begin Provided material
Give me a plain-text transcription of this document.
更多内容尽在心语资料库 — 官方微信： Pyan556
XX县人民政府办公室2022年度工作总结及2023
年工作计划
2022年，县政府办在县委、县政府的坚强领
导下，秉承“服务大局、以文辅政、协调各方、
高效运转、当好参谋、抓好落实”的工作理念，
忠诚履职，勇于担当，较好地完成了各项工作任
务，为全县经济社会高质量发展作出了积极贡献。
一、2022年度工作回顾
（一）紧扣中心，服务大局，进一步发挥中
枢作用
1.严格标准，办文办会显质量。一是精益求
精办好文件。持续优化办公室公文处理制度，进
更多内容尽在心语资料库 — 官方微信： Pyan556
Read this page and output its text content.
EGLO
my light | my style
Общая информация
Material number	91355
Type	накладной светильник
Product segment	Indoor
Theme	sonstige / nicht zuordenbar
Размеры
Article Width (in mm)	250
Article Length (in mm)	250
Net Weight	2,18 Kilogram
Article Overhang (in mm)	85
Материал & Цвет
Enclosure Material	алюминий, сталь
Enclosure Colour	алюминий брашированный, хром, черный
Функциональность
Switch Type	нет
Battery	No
end Provided material
▶ Stated task: The lines above should be duplicated exactly.

▶ Result:
Give me a plain-text transcription of this document.
更多内容尽在心语资料库 — 官方微信： Pyan556
XX县人民政府办公室2022年度工作总结及2023
年工作计划
2022年，县政府办在县委、县政府的坚强领
导下，秉承“服务大局、以文辅政、协调各方、
高效运转、当好参谋、抓好落实”的工作理念，
忠诚履职，勇于担当，较好地完成了各项工作任
务，为全县经济社会高质量发展作出了积极贡献。
一、2022年度工作回顾
（一）紧扣中心，服务大局，进一步发挥中
枢作用
1.严格标准，办文办会显质量。一是精益求
精办好文件。持续优化办公室公文处理制度，进
更多内容尽在心语资料库 — 官方微信： Pyan556
Read this page and output its text content.
EGLO
my light | my style
Общая информация
Material number	91355
Type	накладной светильник
Product segment	Indoor
Theme	sonstige / nicht zuordenbar
Размеры
Article Width (in mm)	250
Article Length (in mm)	250
Net Weight	2,18 Kilogram
Article Overhang (in mm)	85
Материал & Цвет
Enclosure Material	алюминий, сталь
Enclosure Colour	алюминий брашированный, хром, черный
Функциональность
Switch Type	нет
Battery	No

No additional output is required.